Dataset records:

-=-=-=-=-

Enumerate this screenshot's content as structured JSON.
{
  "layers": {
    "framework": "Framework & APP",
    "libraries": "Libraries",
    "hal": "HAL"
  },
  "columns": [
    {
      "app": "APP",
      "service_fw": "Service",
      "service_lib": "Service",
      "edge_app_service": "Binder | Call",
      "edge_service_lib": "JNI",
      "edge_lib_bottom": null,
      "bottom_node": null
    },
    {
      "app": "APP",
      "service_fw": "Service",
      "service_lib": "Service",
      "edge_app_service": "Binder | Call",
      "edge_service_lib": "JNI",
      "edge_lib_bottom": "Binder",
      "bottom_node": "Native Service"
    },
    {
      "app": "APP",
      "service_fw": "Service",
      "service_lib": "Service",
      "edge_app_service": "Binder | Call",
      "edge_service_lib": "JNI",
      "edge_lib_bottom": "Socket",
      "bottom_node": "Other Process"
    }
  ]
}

-=-=-=-=-

◆ Problem requirements
Lines that hold "null" are the ones to copy; find all of them.

◆ Output of the task
      "edge_lib_bottom": null,
      "bottom_node": null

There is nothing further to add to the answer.